> **REQUIREMENT**
Only the pictures are omitted; repeat all other data exactly.

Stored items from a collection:
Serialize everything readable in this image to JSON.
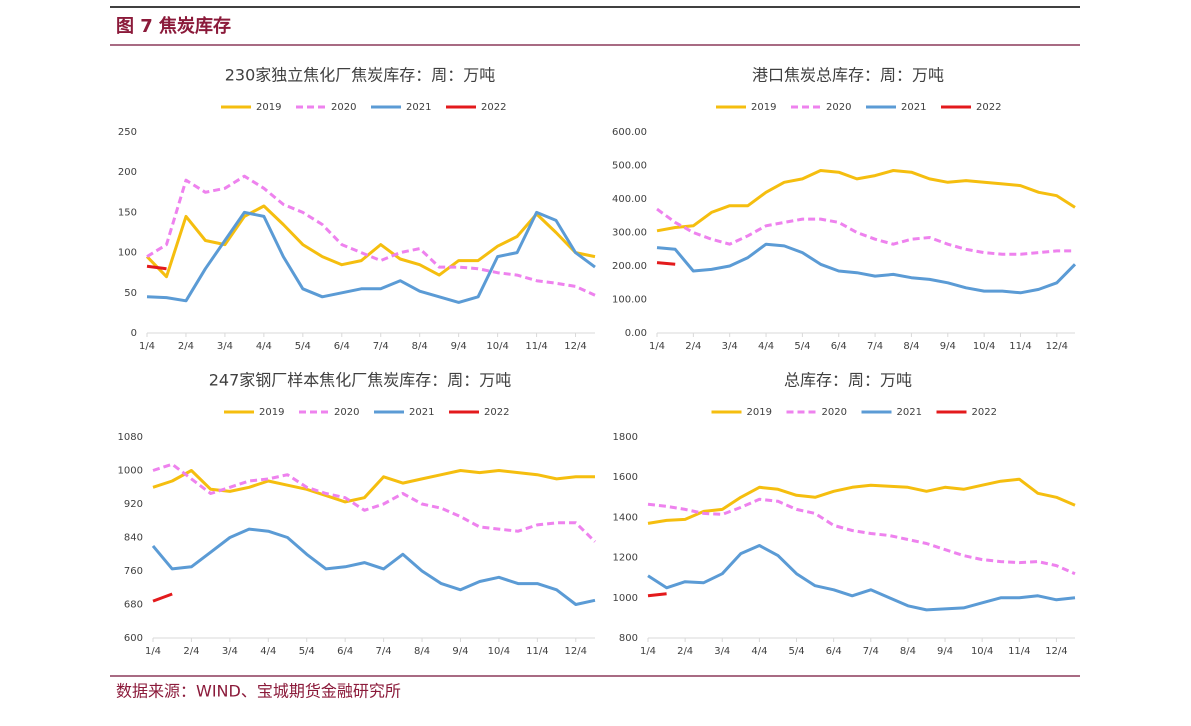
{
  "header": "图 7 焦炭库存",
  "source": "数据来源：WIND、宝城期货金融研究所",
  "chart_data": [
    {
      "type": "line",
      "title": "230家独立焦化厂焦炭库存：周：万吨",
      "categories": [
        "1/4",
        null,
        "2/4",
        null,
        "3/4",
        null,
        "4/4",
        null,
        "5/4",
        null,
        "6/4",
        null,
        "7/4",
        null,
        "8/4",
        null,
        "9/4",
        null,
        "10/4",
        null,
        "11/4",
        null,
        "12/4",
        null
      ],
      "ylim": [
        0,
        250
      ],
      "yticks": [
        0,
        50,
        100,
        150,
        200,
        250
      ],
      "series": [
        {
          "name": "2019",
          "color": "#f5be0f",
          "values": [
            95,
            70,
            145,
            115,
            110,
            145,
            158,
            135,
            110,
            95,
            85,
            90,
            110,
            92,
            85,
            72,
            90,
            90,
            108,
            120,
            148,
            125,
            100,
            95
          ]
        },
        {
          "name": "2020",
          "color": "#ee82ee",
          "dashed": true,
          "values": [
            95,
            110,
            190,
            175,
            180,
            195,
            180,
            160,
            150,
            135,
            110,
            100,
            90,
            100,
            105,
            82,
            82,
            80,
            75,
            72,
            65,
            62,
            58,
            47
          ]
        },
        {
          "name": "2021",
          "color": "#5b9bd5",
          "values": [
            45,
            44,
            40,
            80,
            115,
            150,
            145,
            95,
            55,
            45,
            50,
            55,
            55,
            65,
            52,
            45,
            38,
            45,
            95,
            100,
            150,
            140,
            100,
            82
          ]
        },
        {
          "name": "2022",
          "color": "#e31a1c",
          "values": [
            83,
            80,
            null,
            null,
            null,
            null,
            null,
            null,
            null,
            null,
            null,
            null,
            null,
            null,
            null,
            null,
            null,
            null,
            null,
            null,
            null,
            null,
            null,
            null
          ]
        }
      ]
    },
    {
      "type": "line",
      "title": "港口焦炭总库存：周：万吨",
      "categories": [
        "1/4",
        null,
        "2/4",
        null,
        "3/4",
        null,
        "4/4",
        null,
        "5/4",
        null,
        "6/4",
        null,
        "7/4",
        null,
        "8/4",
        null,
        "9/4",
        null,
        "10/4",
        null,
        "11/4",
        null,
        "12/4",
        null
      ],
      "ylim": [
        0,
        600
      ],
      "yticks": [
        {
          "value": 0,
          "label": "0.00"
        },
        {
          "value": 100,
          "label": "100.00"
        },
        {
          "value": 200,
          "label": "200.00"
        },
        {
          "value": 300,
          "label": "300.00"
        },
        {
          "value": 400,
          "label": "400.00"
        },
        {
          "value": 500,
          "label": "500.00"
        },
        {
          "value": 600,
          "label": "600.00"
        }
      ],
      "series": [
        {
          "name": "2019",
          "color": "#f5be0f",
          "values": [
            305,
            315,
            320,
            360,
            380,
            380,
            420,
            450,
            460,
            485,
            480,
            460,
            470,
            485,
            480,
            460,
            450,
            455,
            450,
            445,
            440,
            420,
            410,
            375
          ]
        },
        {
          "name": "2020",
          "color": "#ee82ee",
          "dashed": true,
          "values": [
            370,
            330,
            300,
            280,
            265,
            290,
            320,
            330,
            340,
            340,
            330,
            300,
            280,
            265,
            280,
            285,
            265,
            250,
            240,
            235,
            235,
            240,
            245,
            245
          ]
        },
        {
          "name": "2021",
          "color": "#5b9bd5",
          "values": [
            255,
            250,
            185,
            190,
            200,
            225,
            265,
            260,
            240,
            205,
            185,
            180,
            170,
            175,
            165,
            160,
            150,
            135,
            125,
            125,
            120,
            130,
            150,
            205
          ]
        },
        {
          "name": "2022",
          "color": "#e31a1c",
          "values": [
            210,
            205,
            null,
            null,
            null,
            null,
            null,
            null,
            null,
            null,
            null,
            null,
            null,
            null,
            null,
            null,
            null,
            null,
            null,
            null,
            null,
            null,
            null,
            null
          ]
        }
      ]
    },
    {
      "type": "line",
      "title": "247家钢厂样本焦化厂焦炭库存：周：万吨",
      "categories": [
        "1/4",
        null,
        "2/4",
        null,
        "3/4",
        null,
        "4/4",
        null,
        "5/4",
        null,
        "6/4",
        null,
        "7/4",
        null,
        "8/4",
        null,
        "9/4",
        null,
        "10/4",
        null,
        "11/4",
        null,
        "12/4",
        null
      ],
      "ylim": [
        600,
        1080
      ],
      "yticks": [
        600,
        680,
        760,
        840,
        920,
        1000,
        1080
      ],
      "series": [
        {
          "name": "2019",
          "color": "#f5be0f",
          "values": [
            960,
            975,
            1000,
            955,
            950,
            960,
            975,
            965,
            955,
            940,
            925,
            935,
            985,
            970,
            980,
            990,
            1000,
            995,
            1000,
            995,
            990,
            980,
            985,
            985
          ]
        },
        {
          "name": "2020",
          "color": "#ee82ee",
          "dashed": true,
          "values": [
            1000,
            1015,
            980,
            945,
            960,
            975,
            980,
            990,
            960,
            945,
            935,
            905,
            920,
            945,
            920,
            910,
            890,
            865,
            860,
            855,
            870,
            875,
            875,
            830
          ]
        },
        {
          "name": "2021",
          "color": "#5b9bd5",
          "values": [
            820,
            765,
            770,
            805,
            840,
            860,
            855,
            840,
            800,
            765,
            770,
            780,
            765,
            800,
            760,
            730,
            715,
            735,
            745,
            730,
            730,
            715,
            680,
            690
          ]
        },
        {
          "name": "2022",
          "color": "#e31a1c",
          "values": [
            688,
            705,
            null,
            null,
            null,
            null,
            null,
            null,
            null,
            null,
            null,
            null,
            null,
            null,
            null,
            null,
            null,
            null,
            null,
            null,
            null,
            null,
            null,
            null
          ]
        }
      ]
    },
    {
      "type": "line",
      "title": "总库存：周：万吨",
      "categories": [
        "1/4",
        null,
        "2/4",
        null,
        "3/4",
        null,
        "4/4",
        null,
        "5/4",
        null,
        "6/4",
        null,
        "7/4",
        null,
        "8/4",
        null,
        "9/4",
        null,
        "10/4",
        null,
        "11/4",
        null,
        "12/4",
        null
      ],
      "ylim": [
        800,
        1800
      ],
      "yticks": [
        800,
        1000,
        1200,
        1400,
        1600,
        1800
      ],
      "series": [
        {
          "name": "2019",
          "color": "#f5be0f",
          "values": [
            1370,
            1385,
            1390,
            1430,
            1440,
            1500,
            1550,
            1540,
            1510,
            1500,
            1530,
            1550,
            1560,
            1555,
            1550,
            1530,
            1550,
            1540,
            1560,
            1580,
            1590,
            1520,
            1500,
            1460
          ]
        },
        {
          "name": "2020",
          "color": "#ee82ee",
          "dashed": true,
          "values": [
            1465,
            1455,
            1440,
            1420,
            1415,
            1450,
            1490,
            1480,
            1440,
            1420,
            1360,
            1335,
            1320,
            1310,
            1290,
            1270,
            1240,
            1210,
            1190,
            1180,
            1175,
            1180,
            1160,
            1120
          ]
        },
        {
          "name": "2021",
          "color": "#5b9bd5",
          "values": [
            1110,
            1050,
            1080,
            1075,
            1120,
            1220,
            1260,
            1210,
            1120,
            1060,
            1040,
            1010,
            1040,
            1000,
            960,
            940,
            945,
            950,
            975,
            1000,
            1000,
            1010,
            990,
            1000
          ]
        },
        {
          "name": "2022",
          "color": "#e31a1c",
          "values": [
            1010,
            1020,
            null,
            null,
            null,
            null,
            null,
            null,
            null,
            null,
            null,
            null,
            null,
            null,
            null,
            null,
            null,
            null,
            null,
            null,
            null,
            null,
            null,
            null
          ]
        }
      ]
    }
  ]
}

> **TASK OUTPUT**
Serialize everything readable in this image to JSON.
{
  "header": "图 7 焦炭库存",
  "source": "数据来源：WIND、宝城期货金融研究所",
  "chart_data": [
    {
      "type": "line",
      "title": "230家独立焦化厂焦炭库存：周：万吨",
      "categories": [
        "1/4",
        null,
        "2/4",
        null,
        "3/4",
        null,
        "4/4",
        null,
        "5/4",
        null,
        "6/4",
        null,
        "7/4",
        null,
        "8/4",
        null,
        "9/4",
        null,
        "10/4",
        null,
        "11/4",
        null,
        "12/4",
        null
      ],
      "ylim": [
        0,
        250
      ],
      "yticks": [
        0,
        50,
        100,
        150,
        200,
        250
      ],
      "series": [
        {
          "name": "2019",
          "color": "#f5be0f",
          "values": [
            95,
            70,
            145,
            115,
            110,
            145,
            158,
            135,
            110,
            95,
            85,
            90,
            110,
            92,
            85,
            72,
            90,
            90,
            108,
            120,
            148,
            125,
            100,
            95
          ]
        },
        {
          "name": "2020",
          "color": "#ee82ee",
          "dashed": true,
          "values": [
            95,
            110,
            190,
            175,
            180,
            195,
            180,
            160,
            150,
            135,
            110,
            100,
            90,
            100,
            105,
            82,
            82,
            80,
            75,
            72,
            65,
            62,
            58,
            47
          ]
        },
        {
          "name": "2021",
          "color": "#5b9bd5",
          "values": [
            45,
            44,
            40,
            80,
            115,
            150,
            145,
            95,
            55,
            45,
            50,
            55,
            55,
            65,
            52,
            45,
            38,
            45,
            95,
            100,
            150,
            140,
            100,
            82
          ]
        },
        {
          "name": "2022",
          "color": "#e31a1c",
          "values": [
            83,
            80,
            null,
            null,
            null,
            null,
            null,
            null,
            null,
            null,
            null,
            null,
            null,
            null,
            null,
            null,
            null,
            null,
            null,
            null,
            null,
            null,
            null,
            null
          ]
        }
      ]
    },
    {
      "type": "line",
      "title": "港口焦炭总库存：周：万吨",
      "categories": [
        "1/4",
        null,
        "2/4",
        null,
        "3/4",
        null,
        "4/4",
        null,
        "5/4",
        null,
        "6/4",
        null,
        "7/4",
        null,
        "8/4",
        null,
        "9/4",
        null,
        "10/4",
        null,
        "11/4",
        null,
        "12/4",
        null
      ],
      "ylim": [
        0,
        600
      ],
      "yticks": [
        {
          "value": 0,
          "label": "0.00"
        },
        {
          "value": 100,
          "label": "100.00"
        },
        {
          "value": 200,
          "label": "200.00"
        },
        {
          "value": 300,
          "label": "300.00"
        },
        {
          "value": 400,
          "label": "400.00"
        },
        {
          "value": 500,
          "label": "500.00"
        },
        {
          "value": 600,
          "label": "600.00"
        }
      ],
      "series": [
        {
          "name": "2019",
          "color": "#f5be0f",
          "values": [
            305,
            315,
            320,
            360,
            380,
            380,
            420,
            450,
            460,
            485,
            480,
            460,
            470,
            485,
            480,
            460,
            450,
            455,
            450,
            445,
            440,
            420,
            410,
            375
          ]
        },
        {
          "name": "2020",
          "color": "#ee82ee",
          "dashed": true,
          "values": [
            370,
            330,
            300,
            280,
            265,
            290,
            320,
            330,
            340,
            340,
            330,
            300,
            280,
            265,
            280,
            285,
            265,
            250,
            240,
            235,
            235,
            240,
            245,
            245
          ]
        },
        {
          "name": "2021",
          "color": "#5b9bd5",
          "values": [
            255,
            250,
            185,
            190,
            200,
            225,
            265,
            260,
            240,
            205,
            185,
            180,
            170,
            175,
            165,
            160,
            150,
            135,
            125,
            125,
            120,
            130,
            150,
            205
          ]
        },
        {
          "name": "2022",
          "color": "#e31a1c",
          "values": [
            210,
            205,
            null,
            null,
            null,
            null,
            null,
            null,
            null,
            null,
            null,
            null,
            null,
            null,
            null,
            null,
            null,
            null,
            null,
            null,
            null,
            null,
            null,
            null
          ]
        }
      ]
    },
    {
      "type": "line",
      "title": "247家钢厂样本焦化厂焦炭库存：周：万吨",
      "categories": [
        "1/4",
        null,
        "2/4",
        null,
        "3/4",
        null,
        "4/4",
        null,
        "5/4",
        null,
        "6/4",
        null,
        "7/4",
        null,
        "8/4",
        null,
        "9/4",
        null,
        "10/4",
        null,
        "11/4",
        null,
        "12/4",
        null
      ],
      "ylim": [
        600,
        1080
      ],
      "yticks": [
        600,
        680,
        760,
        840,
        920,
        1000,
        1080
      ],
      "series": [
        {
          "name": "2019",
          "color": "#f5be0f",
          "values": [
            960,
            975,
            1000,
            955,
            950,
            960,
            975,
            965,
            955,
            940,
            925,
            935,
            985,
            970,
            980,
            990,
            1000,
            995,
            1000,
            995,
            990,
            980,
            985,
            985
          ]
        },
        {
          "name": "2020",
          "color": "#ee82ee",
          "dashed": true,
          "values": [
            1000,
            1015,
            980,
            945,
            960,
            975,
            980,
            990,
            960,
            945,
            935,
            905,
            920,
            945,
            920,
            910,
            890,
            865,
            860,
            855,
            870,
            875,
            875,
            830
          ]
        },
        {
          "name": "2021",
          "color": "#5b9bd5",
          "values": [
            820,
            765,
            770,
            805,
            840,
            860,
            855,
            840,
            800,
            765,
            770,
            780,
            765,
            800,
            760,
            730,
            715,
            735,
            745,
            730,
            730,
            715,
            680,
            690
          ]
        },
        {
          "name": "2022",
          "color": "#e31a1c",
          "values": [
            688,
            705,
            null,
            null,
            null,
            null,
            null,
            null,
            null,
            null,
            null,
            null,
            null,
            null,
            null,
            null,
            null,
            null,
            null,
            null,
            null,
            null,
            null,
            null
          ]
        }
      ]
    },
    {
      "type": "line",
      "title": "总库存：周：万吨",
      "categories": [
        "1/4",
        null,
        "2/4",
        null,
        "3/4",
        null,
        "4/4",
        null,
        "5/4",
        null,
        "6/4",
        null,
        "7/4",
        null,
        "8/4",
        null,
        "9/4",
        null,
        "10/4",
        null,
        "11/4",
        null,
        "12/4",
        null
      ],
      "ylim": [
        800,
        1800
      ],
      "yticks": [
        800,
        1000,
        1200,
        1400,
        1600,
        1800
      ],
      "series": [
        {
          "name": "2019",
          "color": "#f5be0f",
          "values": [
            1370,
            1385,
            1390,
            1430,
            1440,
            1500,
            1550,
            1540,
            1510,
            1500,
            1530,
            1550,
            1560,
            1555,
            1550,
            1530,
            1550,
            1540,
            1560,
            1580,
            1590,
            1520,
            1500,
            1460
          ]
        },
        {
          "name": "2020",
          "color": "#ee82ee",
          "dashed": true,
          "values": [
            1465,
            1455,
            1440,
            1420,
            1415,
            1450,
            1490,
            1480,
            1440,
            1420,
            1360,
            1335,
            1320,
            1310,
            1290,
            1270,
            1240,
            1210,
            1190,
            1180,
            1175,
            1180,
            1160,
            1120
          ]
        },
        {
          "name": "2021",
          "color": "#5b9bd5",
          "values": [
            1110,
            1050,
            1080,
            1075,
            1120,
            1220,
            1260,
            1210,
            1120,
            1060,
            1040,
            1010,
            1040,
            1000,
            960,
            940,
            945,
            950,
            975,
            1000,
            1000,
            1010,
            990,
            1000
          ]
        },
        {
          "name": "2022",
          "color": "#e31a1c",
          "values": [
            1010,
            1020,
            null,
            null,
            null,
            null,
            null,
            null,
            null,
            null,
            null,
            null,
            null,
            null,
            null,
            null,
            null,
            null,
            null,
            null,
            null,
            null,
            null,
            null
          ]
        }
      ]
    }
  ]
}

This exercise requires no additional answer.